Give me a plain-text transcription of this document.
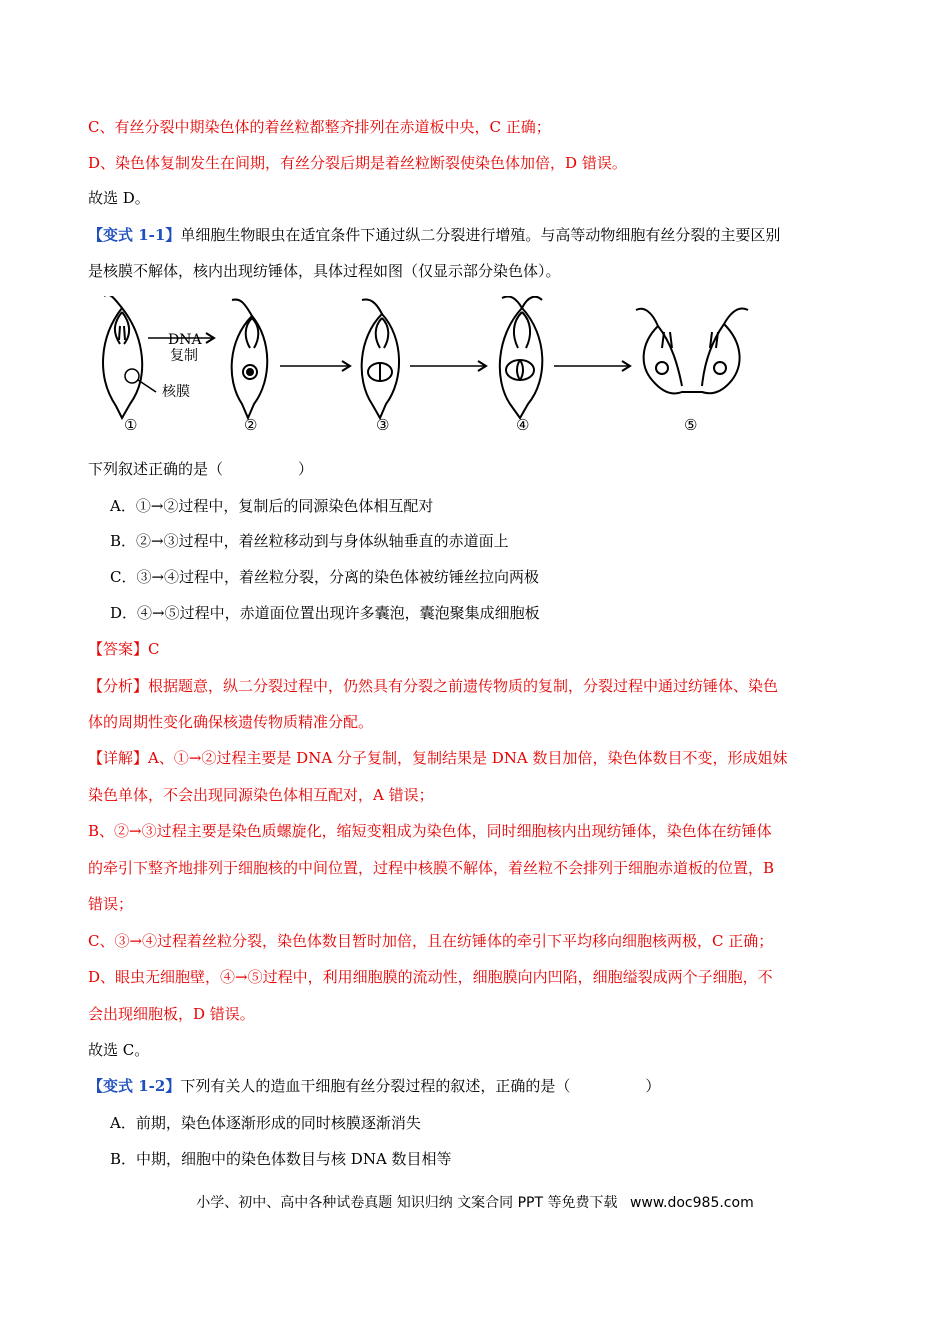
C、有丝分裂中期染色体的着丝粒都整齐排列在赤道板中央，C 正确；
D、染色体复制发生在间期，有丝分裂后期是着丝粒断裂使染色体加倍，D 错误。
故选 D。
【变式 1-1】单细胞生物眼虫在适宜条件下通过纵二分裂进行增殖。与高等动物细胞有丝分裂的主要区别
是核膜不解体，核内出现纺锤体，具体过程如图（仅显示部分染色体）。
DNA
复制
核膜
①	②	③	④	⑤
下列叙述正确的是（　　　　　）
A．①→②过程中，复制后的同源染色体相互配对
B．②→③过程中，着丝粒移动到与身体纵轴垂直的赤道面上
C．③→④过程中，着丝粒分裂，分离的染色体被纺锤丝拉向两极
D．④→⑤过程中，赤道面位置出现许多囊泡，囊泡聚集成细胞板
【答案】C
【分析】根据题意，纵二分裂过程中，仍然具有分裂之前遗传物质的复制，分裂过程中通过纺锤体、染色
体的周期性变化确保核遗传物质精准分配。
【详解】A、①→②过程主要是 DNA 分子复制，复制结果是 DNA 数目加倍，染色体数目不变，形成姐妹
染色单体，不会出现同源染色体相互配对，A 错误；
B、②→③过程主要是染色质螺旋化，缩短变粗成为染色体，同时细胞核内出现纺锤体，染色体在纺锤体
的牵引下整齐地排列于细胞核的中间位置，过程中核膜不解体，着丝粒不会排列于细胞赤道板的位置，B
错误；
C、③→④过程着丝粒分裂，染色体数目暂时加倍，且在纺锤体的牵引下平均移向细胞核两极，C 正确；
D、眼虫无细胞壁，④→⑤过程中，利用细胞膜的流动性，细胞膜向内凹陷，细胞缢裂成两个子细胞，不
会出现细胞板，D 错误。
故选 C。
【变式 1-2】下列有关人的造血干细胞有丝分裂过程的叙述，正确的是（　　　　　）
A．前期，染色体逐渐形成的同时核膜逐渐消失
B．中期，细胞中的染色体数目与核 DNA 数目相等
小学、初中、高中各种试卷真题 知识归纳 文案合同 PPT 等免费下载 www.doc985.com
▬▬▬▬▬▬
=== Your goal ===
Scan the material and collect every line that contains "⑤过程中".

=== Answer to this exercise ===
D．④→⑤过程中，赤道面位置出现许多囊泡，囊泡聚集成细胞板
D、眼虫无细胞壁，④→⑤过程中，利用细胞膜的流动性，细胞膜向内凹陷，细胞缢裂成两个子细胞，不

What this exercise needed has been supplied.